Supplied data start

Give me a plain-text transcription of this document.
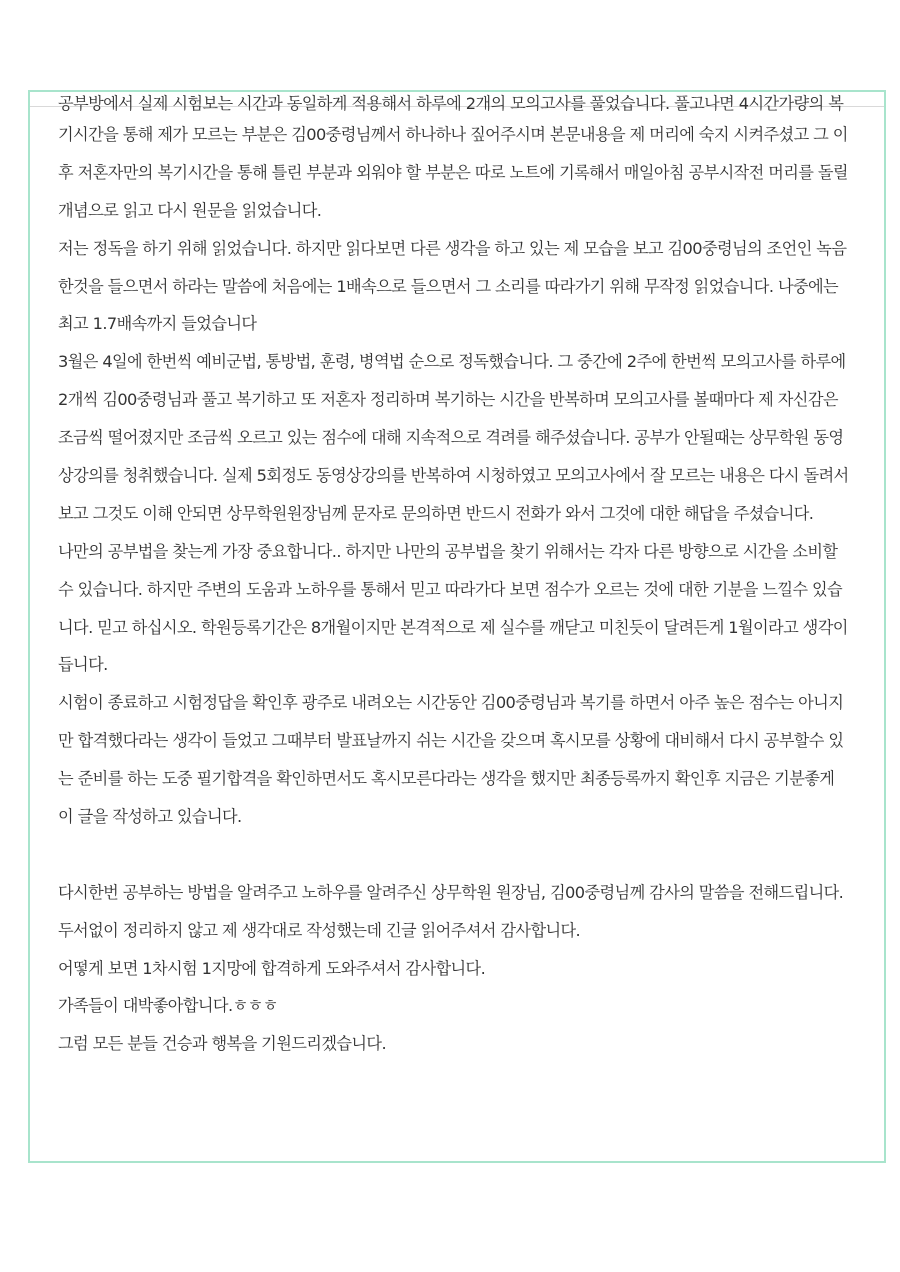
공부방에서 실제 시험보는 시간과 동일하게 적용해서 하루에 2개의 모의고사를 풀었습니다. 풀고나면 4시간가량의 복
기시간을 통해 제가 모르는 부분은 김00중령님께서 하나하나 짚어주시며 본문내용을 제 머리에 숙지 시켜주셨고 그 이
후 저혼자만의 복기시간을 통해 틀린 부분과 외워야 할 부분은 따로 노트에 기록해서 매일아침 공부시작전 머리를 돌릴
개념으로 읽고 다시 원문을 읽었습니다.
저는 정독을 하기 위해 읽었습니다. 하지만 읽다보면 다른 생각을 하고 있는 제 모습을 보고 김00중령님의 조언인 녹음
한것을 들으면서 하라는 말씀에 처음에는 1배속으로 들으면서 그 소리를 따라가기 위해 무작정 읽었습니다. 나중에는
최고 1.7배속까지 들었습니다
3월은 4일에 한번씩 예비군법, 통방법, 훈령, 병역법 순으로 정독했습니다. 그 중간에 2주에 한번씩 모의고사를 하루에
2개씩 김00중령님과 풀고 복기하고 또 저혼자 정리하며 복기하는 시간을 반복하며 모의고사를 볼때마다 제 자신감은
조금씩 떨어졌지만 조금씩 오르고 있는 점수에 대해 지속적으로 격려를 해주셨습니다. 공부가 안될때는 상무학원 동영
상강의를 청취했습니다. 실제 5회정도 동영상강의를 반복하여 시청하였고 모의고사에서 잘 모르는 내용은 다시 돌려서
보고 그것도 이해 안되면 상무학원원장님께 문자로 문의하면 반드시 전화가 와서 그것에 대한 해답을 주셨습니다.
나만의 공부법을 찾는게 가장 중요합니다.. 하지만 나만의 공부법을 찾기 위해서는 각자 다른 방향으로 시간을 소비할
수 있습니다. 하지만 주변의 도움과 노하우를 통해서 믿고 따라가다 보면 점수가 오르는 것에 대한 기분을 느낄수 있습
니다. 믿고 하십시오. 학원등록기간은 8개월이지만 본격적으로 제 실수를 깨닫고 미친듯이 달려든게 1월이라고 생각이
듭니다.
시험이 종료하고 시험정답을 확인후 광주로 내려오는 시간동안 김00중령님과 복기를 하면서 아주 높은 점수는 아니지
만 합격했다라는 생각이 들었고 그때부터 발표날까지 쉬는 시간을 갖으며 혹시모를 상황에 대비해서 다시 공부할수 있
는 준비를 하는 도중 필기합격을 확인하면서도 혹시모른다라는 생각을 했지만 최종등록까지 확인후 지금은 기분좋게
이 글을 작성하고 있습니다.
다시한번 공부하는 방법을 알려주고 노하우를 알려주신 상무학원 원장님, 김00중령님께 감사의 말씀을 전해드립니다.
두서없이 정리하지 않고 제 생각대로 작성했는데 긴글 읽어주셔서 감사합니다.
어떻게 보면 1차시험 1지망에 합격하게 도와주셔서 감사합니다.
가족들이 대박좋아합니다.ㅎㅎㅎ
그럼 모든 분들 건승과 행복을 기원드리겠습니다.
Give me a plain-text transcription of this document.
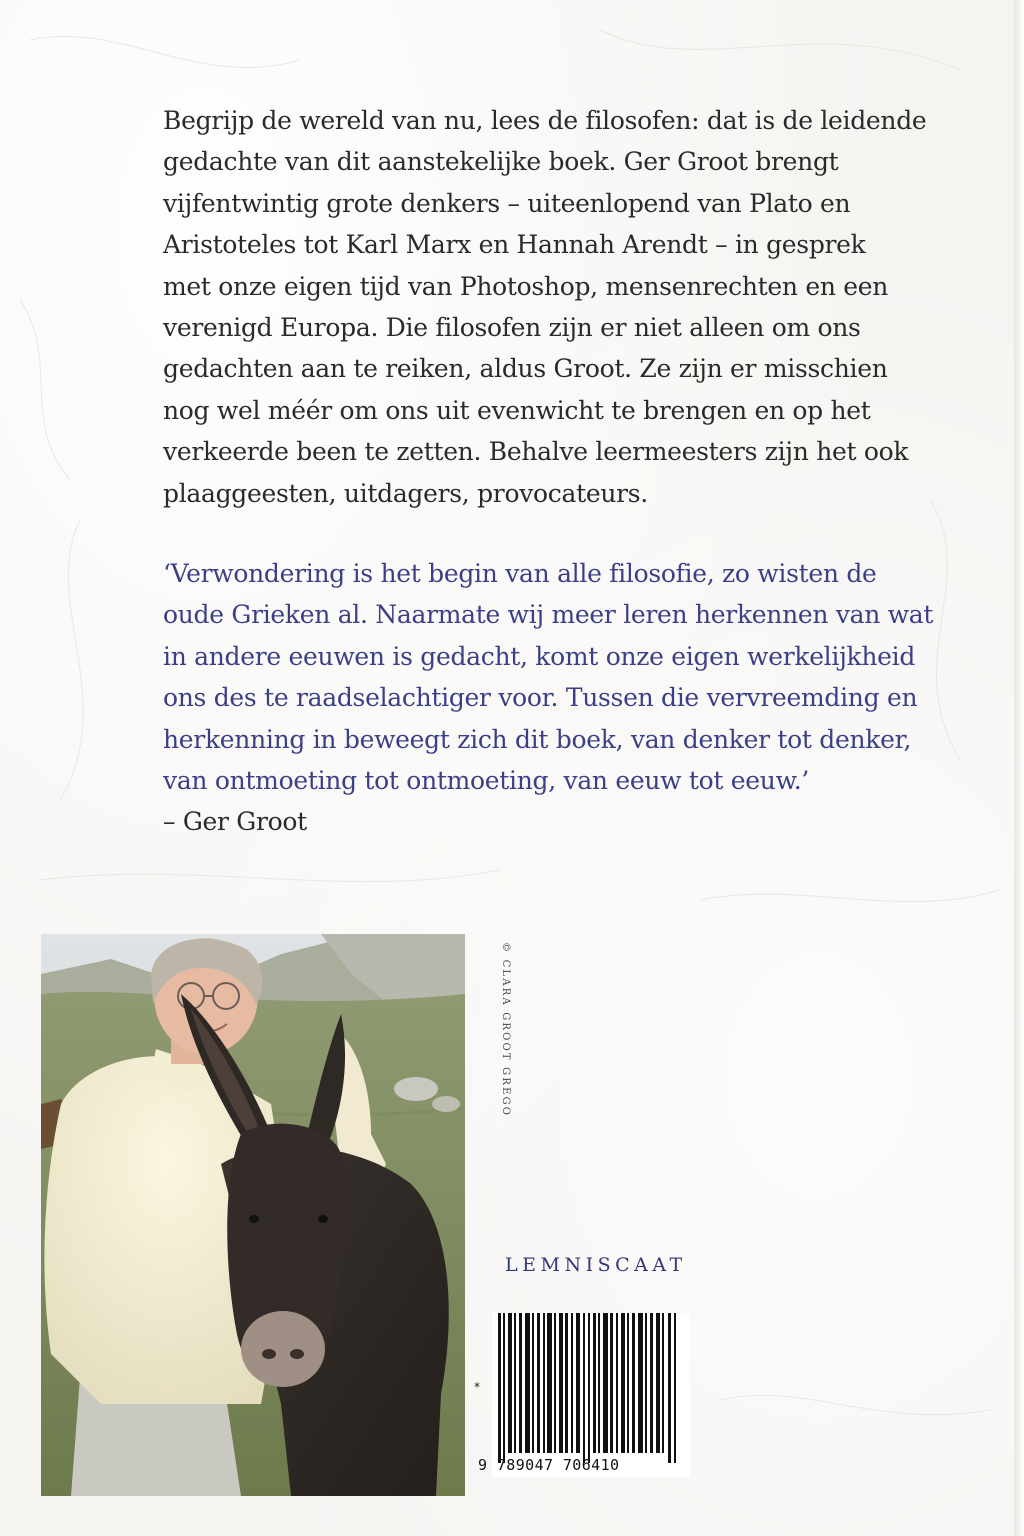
Begrijp de wereld van nu, lees de filosofen: dat is de leidende
gedachte van dit aanstekelijke boek. Ger Groot brengt
vijfentwintig grote denkers – uiteenlopend van Plato en
Aristoteles tot Karl Marx en Hannah Arendt – in gesprek
met onze eigen tijd van Photoshop, mensenrechten en een
verenigd Europa. Die filosofen zijn er niet alleen om ons
gedachten aan te reiken, aldus Groot. Ze zijn er misschien
nog wel méér om ons uit evenwicht te brengen en op het
verkeerde been te zetten. Behalve leermeesters zijn het ook
plaaggeesten, uitdagers, provocateurs.
‘Verwondering is het begin van alle filosofie, zo wisten de
oude Grieken al. Naarmate wij meer leren herkennen van wat
in andere eeuwen is gedacht, komt onze eigen werkelijkheid
ons des te raadselachtiger voor. Tussen die vervreemding en
herkenning in beweegt zich dit boek, van denker tot denker,
van ontmoeting tot ontmoeting, van eeuw tot eeuw.’
– Ger Groot
© CLARA GROOT GREGO
LEMNISCAAT
*
9 789047 706410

Supplied data end

Reproduce the records, all of them, word for word; omit the pictures.

**Output of the exercise**
Give me a plain-text transcription of this document.
공부방에서 실제 시험보는 시간과 동일하게 적용해서 하루에 2개의 모의고사를 풀었습니다. 풀고나면 4시간가량의 복
기시간을 통해 제가 모르는 부분은 김00중령님께서 하나하나 짚어주시며 본문내용을 제 머리에 숙지 시켜주셨고 그 이
후 저혼자만의 복기시간을 통해 틀린 부분과 외워야 할 부분은 따로 노트에 기록해서 매일아침 공부시작전 머리를 돌릴
개념으로 읽고 다시 원문을 읽었습니다.
저는 정독을 하기 위해 읽었습니다. 하지만 읽다보면 다른 생각을 하고 있는 제 모습을 보고 김00중령님의 조언인 녹음
한것을 들으면서 하라는 말씀에 처음에는 1배속으로 들으면서 그 소리를 따라가기 위해 무작정 읽었습니다. 나중에는
최고 1.7배속까지 들었습니다
3월은 4일에 한번씩 예비군법, 통방법, 훈령, 병역법 순으로 정독했습니다. 그 중간에 2주에 한번씩 모의고사를 하루에
2개씩 김00중령님과 풀고 복기하고 또 저혼자 정리하며 복기하는 시간을 반복하며 모의고사를 볼때마다 제 자신감은
조금씩 떨어졌지만 조금씩 오르고 있는 점수에 대해 지속적으로 격려를 해주셨습니다. 공부가 안될때는 상무학원 동영
상강의를 청취했습니다. 실제 5회정도 동영상강의를 반복하여 시청하였고 모의고사에서 잘 모르는 내용은 다시 돌려서
보고 그것도 이해 안되면 상무학원원장님께 문자로 문의하면 반드시 전화가 와서 그것에 대한 해답을 주셨습니다.
나만의 공부법을 찾는게 가장 중요합니다.. 하지만 나만의 공부법을 찾기 위해서는 각자 다른 방향으로 시간을 소비할
수 있습니다. 하지만 주변의 도움과 노하우를 통해서 믿고 따라가다 보면 점수가 오르는 것에 대한 기분을 느낄수 있습
니다. 믿고 하십시오. 학원등록기간은 8개월이지만 본격적으로 제 실수를 깨닫고 미친듯이 달려든게 1월이라고 생각이
듭니다.
시험이 종료하고 시험정답을 확인후 광주로 내려오는 시간동안 김00중령님과 복기를 하면서 아주 높은 점수는 아니지
만 합격했다라는 생각이 들었고 그때부터 발표날까지 쉬는 시간을 갖으며 혹시모를 상황에 대비해서 다시 공부할수 있
는 준비를 하는 도중 필기합격을 확인하면서도 혹시모른다라는 생각을 했지만 최종등록까지 확인후 지금은 기분좋게
이 글을 작성하고 있습니다.
다시한번 공부하는 방법을 알려주고 노하우를 알려주신 상무학원 원장님, 김00중령님께 감사의 말씀을 전해드립니다.
두서없이 정리하지 않고 제 생각대로 작성했는데 긴글 읽어주셔서 감사합니다.
어떻게 보면 1차시험 1지망에 합격하게 도와주셔서 감사합니다.
가족들이 대박좋아합니다.ㅎㅎㅎ
그럼 모든 분들 건승과 행복을 기원드리겠습니다.
Give me a plain-text transcription of this document.
Begrijp de wereld van nu, lees de filosofen: dat is de leidende
gedachte van dit aanstekelijke boek. Ger Groot brengt
vijfentwintig grote denkers – uiteenlopend van Plato en
Aristoteles tot Karl Marx en Hannah Arendt – in gesprek
met onze eigen tijd van Photoshop, mensenrechten en een
verenigd Europa. Die filosofen zijn er niet alleen om ons
gedachten aan te reiken, aldus Groot. Ze zijn er misschien
nog wel méér om ons uit evenwicht te brengen en op het
verkeerde been te zetten. Behalve leermeesters zijn het ook
plaaggeesten, uitdagers, provocateurs.
‘Verwondering is het begin van alle filosofie, zo wisten de
oude Grieken al. Naarmate wij meer leren herkennen van wat
in andere eeuwen is gedacht, komt onze eigen werkelijkheid
ons des te raadselachtiger voor. Tussen die vervreemding en
herkenning in beweegt zich dit boek, van denker tot denker,
van ontmoeting tot ontmoeting, van eeuw tot eeuw.’
– Ger Groot
© CLARA GROOT GREGO
LEMNISCAAT
*
9 789047 706410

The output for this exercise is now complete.